Aim of the exercise ▸ Reading down the listing below, count the lines where the word "Specular" shows up, then give only that count.

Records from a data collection
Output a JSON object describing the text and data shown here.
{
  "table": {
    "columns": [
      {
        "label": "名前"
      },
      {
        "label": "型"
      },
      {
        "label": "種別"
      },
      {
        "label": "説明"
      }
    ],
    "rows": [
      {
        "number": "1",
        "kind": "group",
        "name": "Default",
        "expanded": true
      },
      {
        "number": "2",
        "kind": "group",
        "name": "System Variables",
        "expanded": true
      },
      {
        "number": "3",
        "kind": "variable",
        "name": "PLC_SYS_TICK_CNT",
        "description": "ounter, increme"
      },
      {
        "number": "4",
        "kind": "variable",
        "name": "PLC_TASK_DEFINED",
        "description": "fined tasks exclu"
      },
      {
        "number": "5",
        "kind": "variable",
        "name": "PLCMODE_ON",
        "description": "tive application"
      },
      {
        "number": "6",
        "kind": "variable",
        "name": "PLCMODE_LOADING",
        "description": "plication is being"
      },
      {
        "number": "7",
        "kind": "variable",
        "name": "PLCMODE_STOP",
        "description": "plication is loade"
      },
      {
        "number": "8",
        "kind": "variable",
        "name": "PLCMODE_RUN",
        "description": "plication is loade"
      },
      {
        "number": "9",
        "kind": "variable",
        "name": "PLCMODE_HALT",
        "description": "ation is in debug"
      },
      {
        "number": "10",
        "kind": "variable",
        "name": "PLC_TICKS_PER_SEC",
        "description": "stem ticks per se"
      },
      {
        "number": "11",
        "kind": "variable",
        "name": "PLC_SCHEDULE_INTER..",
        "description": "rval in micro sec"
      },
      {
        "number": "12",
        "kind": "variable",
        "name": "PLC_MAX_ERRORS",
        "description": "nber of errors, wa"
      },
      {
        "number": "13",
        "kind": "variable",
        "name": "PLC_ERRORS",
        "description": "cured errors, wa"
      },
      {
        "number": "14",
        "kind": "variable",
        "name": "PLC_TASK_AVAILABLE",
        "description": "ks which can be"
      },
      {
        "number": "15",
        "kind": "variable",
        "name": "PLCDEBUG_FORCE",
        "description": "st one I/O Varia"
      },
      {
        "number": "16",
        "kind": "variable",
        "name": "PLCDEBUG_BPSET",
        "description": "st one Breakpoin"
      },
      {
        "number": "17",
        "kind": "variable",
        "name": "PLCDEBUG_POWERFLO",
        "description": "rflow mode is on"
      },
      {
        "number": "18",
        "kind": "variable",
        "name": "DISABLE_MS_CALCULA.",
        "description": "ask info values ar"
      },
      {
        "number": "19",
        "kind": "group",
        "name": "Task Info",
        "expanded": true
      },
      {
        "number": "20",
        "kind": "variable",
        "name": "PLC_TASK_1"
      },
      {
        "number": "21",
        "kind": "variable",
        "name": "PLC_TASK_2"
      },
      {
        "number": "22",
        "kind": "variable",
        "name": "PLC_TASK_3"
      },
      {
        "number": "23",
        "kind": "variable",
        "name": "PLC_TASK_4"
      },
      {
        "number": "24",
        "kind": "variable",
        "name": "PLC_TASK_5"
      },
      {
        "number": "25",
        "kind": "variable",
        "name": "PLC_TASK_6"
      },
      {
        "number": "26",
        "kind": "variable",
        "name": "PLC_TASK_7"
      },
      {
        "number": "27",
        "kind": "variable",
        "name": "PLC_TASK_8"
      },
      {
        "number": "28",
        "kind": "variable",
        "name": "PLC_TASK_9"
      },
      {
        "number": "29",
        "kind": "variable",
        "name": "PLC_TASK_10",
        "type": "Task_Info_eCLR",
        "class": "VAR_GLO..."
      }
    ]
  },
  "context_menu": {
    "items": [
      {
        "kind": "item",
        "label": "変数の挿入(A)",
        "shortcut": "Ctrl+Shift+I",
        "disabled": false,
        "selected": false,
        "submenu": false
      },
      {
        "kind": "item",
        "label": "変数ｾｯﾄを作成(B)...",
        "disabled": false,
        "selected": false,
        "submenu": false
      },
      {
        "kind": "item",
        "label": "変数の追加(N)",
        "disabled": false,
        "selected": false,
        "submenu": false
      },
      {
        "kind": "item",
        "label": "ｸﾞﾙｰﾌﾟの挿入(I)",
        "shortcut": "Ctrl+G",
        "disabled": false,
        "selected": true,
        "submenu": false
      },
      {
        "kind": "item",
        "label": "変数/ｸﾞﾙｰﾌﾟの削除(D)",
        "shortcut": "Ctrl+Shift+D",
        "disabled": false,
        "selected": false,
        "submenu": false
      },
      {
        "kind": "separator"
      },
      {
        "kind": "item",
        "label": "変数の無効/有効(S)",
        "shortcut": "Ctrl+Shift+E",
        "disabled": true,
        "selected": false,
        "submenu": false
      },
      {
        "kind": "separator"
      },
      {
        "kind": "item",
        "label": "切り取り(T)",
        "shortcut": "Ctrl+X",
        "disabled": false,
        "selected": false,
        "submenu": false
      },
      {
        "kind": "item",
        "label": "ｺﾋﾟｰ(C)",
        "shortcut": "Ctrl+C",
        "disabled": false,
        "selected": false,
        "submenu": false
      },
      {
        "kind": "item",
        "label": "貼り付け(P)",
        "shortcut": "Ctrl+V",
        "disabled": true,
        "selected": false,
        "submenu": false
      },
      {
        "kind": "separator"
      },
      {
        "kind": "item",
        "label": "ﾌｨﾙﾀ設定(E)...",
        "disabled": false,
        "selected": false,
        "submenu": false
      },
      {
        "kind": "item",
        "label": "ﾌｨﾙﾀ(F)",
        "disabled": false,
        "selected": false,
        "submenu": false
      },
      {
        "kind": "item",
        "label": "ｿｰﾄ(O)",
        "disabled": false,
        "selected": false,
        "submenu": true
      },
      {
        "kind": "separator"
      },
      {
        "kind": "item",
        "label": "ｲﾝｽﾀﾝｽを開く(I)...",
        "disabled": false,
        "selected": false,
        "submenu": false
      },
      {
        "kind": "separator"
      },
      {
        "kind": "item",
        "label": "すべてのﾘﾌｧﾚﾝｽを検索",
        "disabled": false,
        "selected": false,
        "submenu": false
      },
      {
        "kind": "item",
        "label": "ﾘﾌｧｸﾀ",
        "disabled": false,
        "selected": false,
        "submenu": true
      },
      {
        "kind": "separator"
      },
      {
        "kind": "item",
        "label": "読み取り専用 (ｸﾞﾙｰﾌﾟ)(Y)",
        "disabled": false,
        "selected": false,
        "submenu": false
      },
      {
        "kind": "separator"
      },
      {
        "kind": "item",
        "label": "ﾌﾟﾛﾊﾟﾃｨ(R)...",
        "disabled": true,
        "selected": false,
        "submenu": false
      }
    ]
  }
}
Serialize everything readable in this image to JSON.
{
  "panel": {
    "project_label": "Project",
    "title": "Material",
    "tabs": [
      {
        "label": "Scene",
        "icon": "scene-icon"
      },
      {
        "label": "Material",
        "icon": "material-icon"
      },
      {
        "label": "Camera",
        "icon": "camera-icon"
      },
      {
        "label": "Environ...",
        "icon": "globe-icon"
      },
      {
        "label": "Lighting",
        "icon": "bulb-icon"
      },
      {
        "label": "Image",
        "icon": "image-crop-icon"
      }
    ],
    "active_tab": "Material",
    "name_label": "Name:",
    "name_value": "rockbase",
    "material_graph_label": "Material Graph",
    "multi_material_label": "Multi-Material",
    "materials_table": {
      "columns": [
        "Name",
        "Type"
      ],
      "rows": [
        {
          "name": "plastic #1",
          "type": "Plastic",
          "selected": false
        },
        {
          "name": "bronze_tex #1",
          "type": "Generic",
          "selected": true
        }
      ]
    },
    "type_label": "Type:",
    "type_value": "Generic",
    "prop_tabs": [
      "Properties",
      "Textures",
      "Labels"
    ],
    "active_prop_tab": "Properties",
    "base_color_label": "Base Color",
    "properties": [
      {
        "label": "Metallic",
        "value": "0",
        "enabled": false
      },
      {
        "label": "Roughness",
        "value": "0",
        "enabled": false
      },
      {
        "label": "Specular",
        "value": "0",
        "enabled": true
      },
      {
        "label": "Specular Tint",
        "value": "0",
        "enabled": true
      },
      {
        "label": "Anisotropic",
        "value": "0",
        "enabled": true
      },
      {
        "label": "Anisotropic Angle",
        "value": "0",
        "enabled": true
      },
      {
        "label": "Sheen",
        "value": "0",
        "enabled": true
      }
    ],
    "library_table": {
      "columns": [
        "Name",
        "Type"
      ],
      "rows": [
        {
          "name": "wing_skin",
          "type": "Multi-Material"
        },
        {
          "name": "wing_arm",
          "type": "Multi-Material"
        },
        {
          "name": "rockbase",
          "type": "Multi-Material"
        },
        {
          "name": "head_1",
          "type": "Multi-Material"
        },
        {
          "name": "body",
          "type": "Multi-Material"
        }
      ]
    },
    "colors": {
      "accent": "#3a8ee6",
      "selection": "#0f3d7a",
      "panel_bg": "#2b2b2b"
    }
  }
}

Reply to the task ▸ 2